EXERCISE AIM — Print out each record below, unaltered and complete, without its images.

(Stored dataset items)
★ ★ ★ ★ ★ ★ ★

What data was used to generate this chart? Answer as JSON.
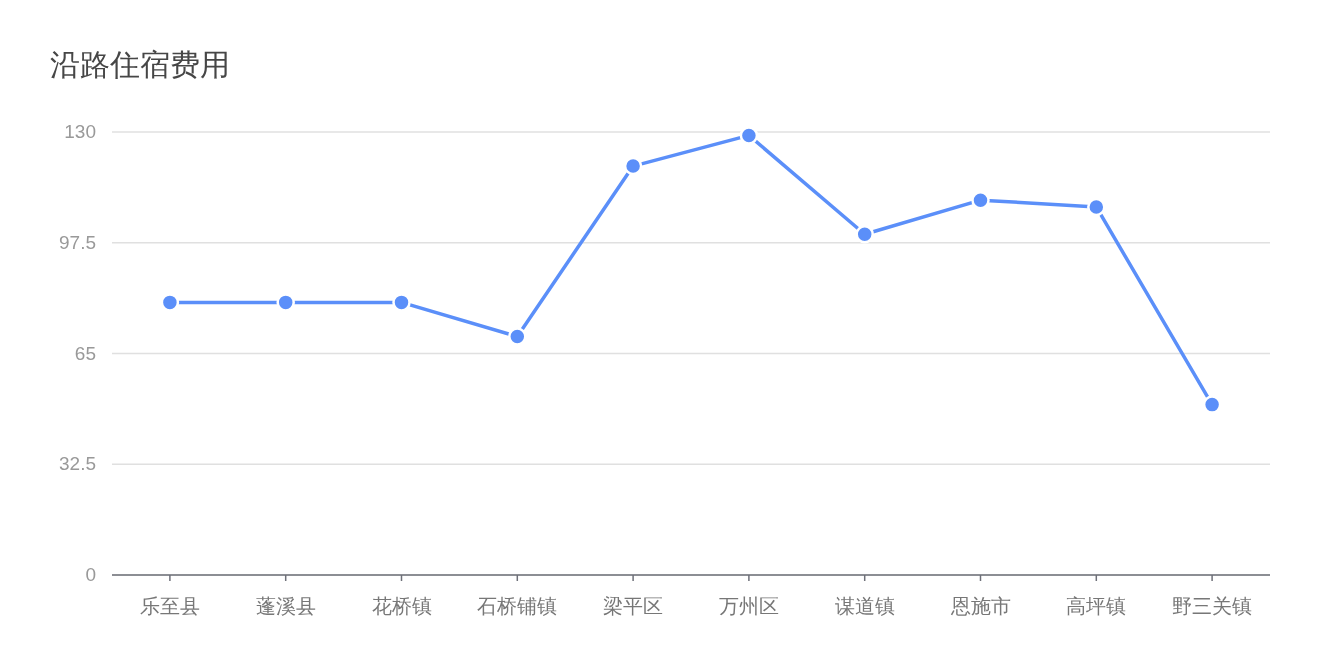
{
  "chart_data": {
    "type": "line",
    "title": "沿路住宿费用",
    "categories": [
      "乐至县",
      "蓬溪县",
      "花桥镇",
      "石桥铺镇",
      "梁平区",
      "万州区",
      "谋道镇",
      "恩施市",
      "高坪镇",
      "野三关镇"
    ],
    "series": [
      {
        "color": "#5b8ff9",
        "values": [
          80,
          80,
          80,
          70,
          120,
          129,
          100,
          110,
          108,
          50
        ]
      }
    ],
    "ylim": [
      0,
      130
    ],
    "yticks": [
      0,
      32.5,
      65,
      97.5,
      130
    ],
    "grid": "y",
    "marker": "circle",
    "line_style": "solid"
  }
}
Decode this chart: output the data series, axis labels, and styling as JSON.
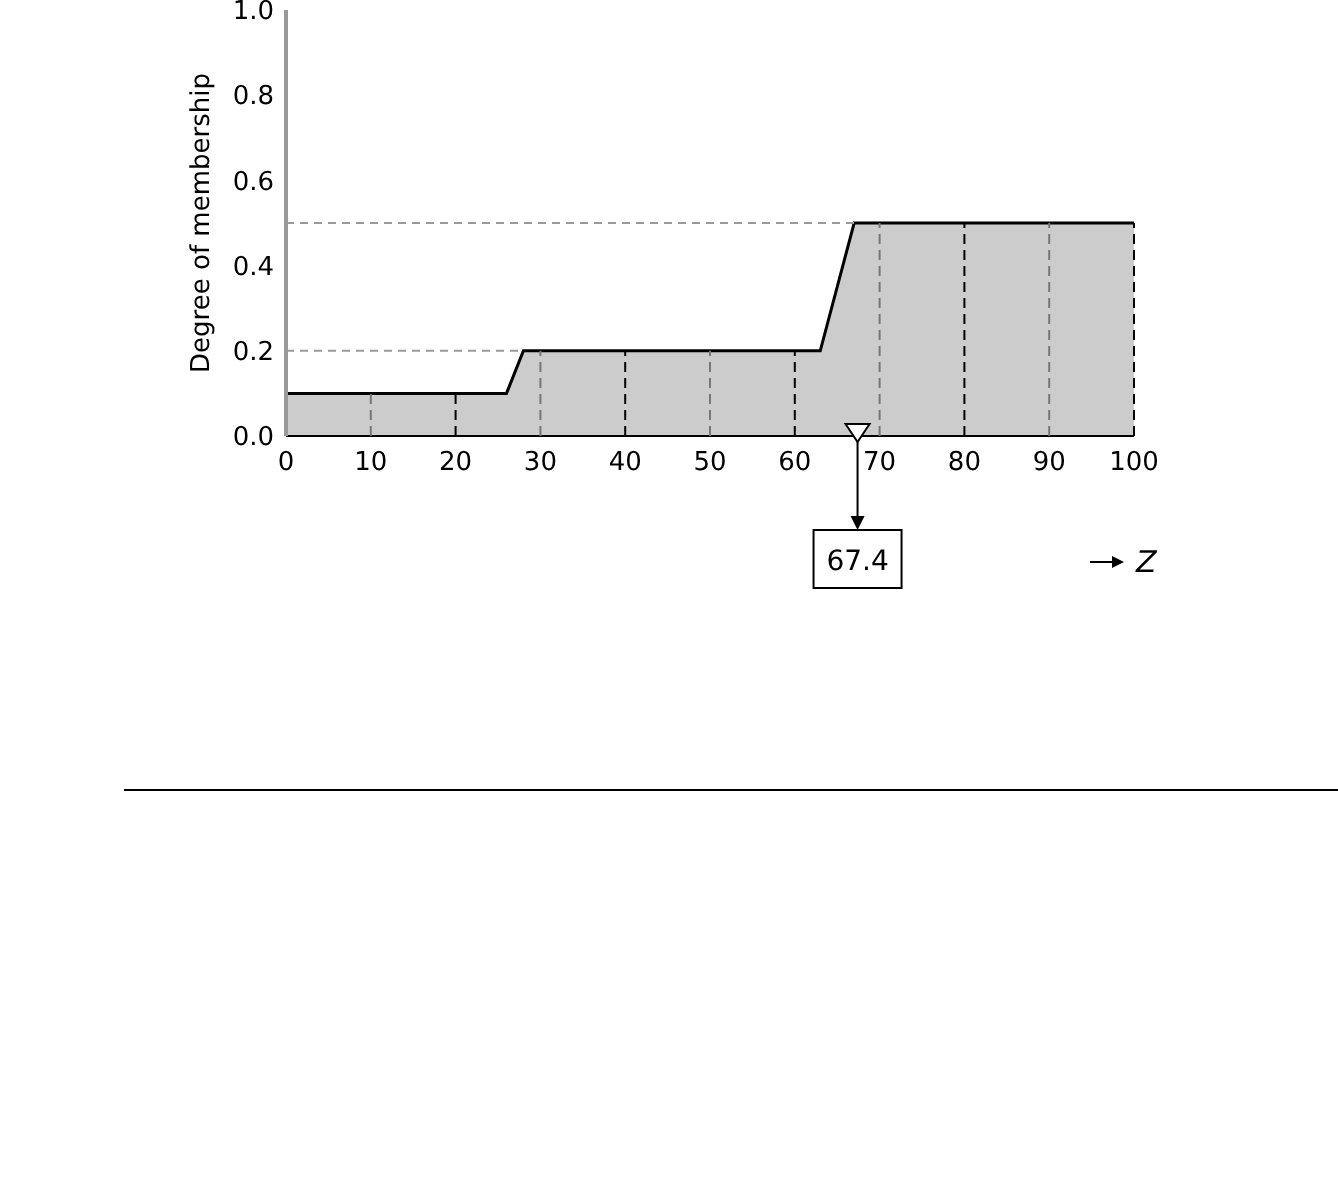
{
  "chart_data": {
    "type": "area",
    "xlabel": "Z",
    "ylabel": "Degree of membership",
    "x": [
      0,
      26,
      28,
      63,
      67,
      100
    ],
    "values": [
      0.1,
      0.1,
      0.2,
      0.2,
      0.5,
      0.5
    ],
    "color": "#cccccc",
    "xlim": [
      0,
      100
    ],
    "ylim": [
      0,
      1
    ],
    "xticks": [
      0,
      10,
      20,
      30,
      40,
      50,
      60,
      70,
      80,
      90,
      100
    ],
    "yticks": [
      {
        "value": 0,
        "label": "0.0"
      },
      {
        "value": 0.2,
        "label": "0.2"
      },
      {
        "value": 0.4,
        "label": "0.4"
      },
      {
        "value": 0.6,
        "label": "0.6"
      },
      {
        "value": 0.8,
        "label": "0.8"
      },
      {
        "value": 1,
        "label": "1.0"
      }
    ],
    "ref_lines": [
      {
        "axis": "y",
        "value": 0.2,
        "color": "#999999",
        "line_style": "dashed"
      },
      {
        "axis": "y",
        "value": 0.5,
        "color": "#999999",
        "line_style": "dashed"
      }
    ],
    "annotations": [
      {
        "text": "67.4",
        "x": 67.4,
        "y": 0
      }
    ]
  }
}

★ ★ ★ ★ ★ ★ ★

RESULT OF THIS EXERCISE —
What data was used to generate this chart? Answer as JSON.
{
  "chart_data": {
    "type": "line",
    "title": "沿路住宿费用",
    "categories": [
      "乐至县",
      "蓬溪县",
      "花桥镇",
      "石桥铺镇",
      "梁平区",
      "万州区",
      "谋道镇",
      "恩施市",
      "高坪镇",
      "野三关镇"
    ],
    "series": [
      {
        "color": "#5b8ff9",
        "values": [
          80,
          80,
          80,
          70,
          120,
          129,
          100,
          110,
          108,
          50
        ]
      }
    ],
    "ylim": [
      0,
      130
    ],
    "yticks": [
      0,
      32.5,
      65,
      97.5,
      130
    ],
    "grid": "y",
    "marker": "circle",
    "line_style": "solid"
  }
}
Decode this chart: output the data series, axis labels, and styling as JSON.
{
  "chart_data": {
    "type": "area",
    "xlabel": "Z",
    "ylabel": "Degree of membership",
    "x": [
      0,
      26,
      28,
      63,
      67,
      100
    ],
    "values": [
      0.1,
      0.1,
      0.2,
      0.2,
      0.5,
      0.5
    ],
    "color": "#cccccc",
    "xlim": [
      0,
      100
    ],
    "ylim": [
      0,
      1
    ],
    "xticks": [
      0,
      10,
      20,
      30,
      40,
      50,
      60,
      70,
      80,
      90,
      100
    ],
    "yticks": [
      {
        "value": 0,
        "label": "0.0"
      },
      {
        "value": 0.2,
        "label": "0.2"
      },
      {
        "value": 0.4,
        "label": "0.4"
      },
      {
        "value": 0.6,
        "label": "0.6"
      },
      {
        "value": 0.8,
        "label": "0.8"
      },
      {
        "value": 1,
        "label": "1.0"
      }
    ],
    "ref_lines": [
      {
        "axis": "y",
        "value": 0.2,
        "color": "#999999",
        "line_style": "dashed"
      },
      {
        "axis": "y",
        "value": 0.5,
        "color": "#999999",
        "line_style": "dashed"
      }
    ],
    "annotations": [
      {
        "text": "67.4",
        "x": 67.4,
        "y": 0
      }
    ]
  }
}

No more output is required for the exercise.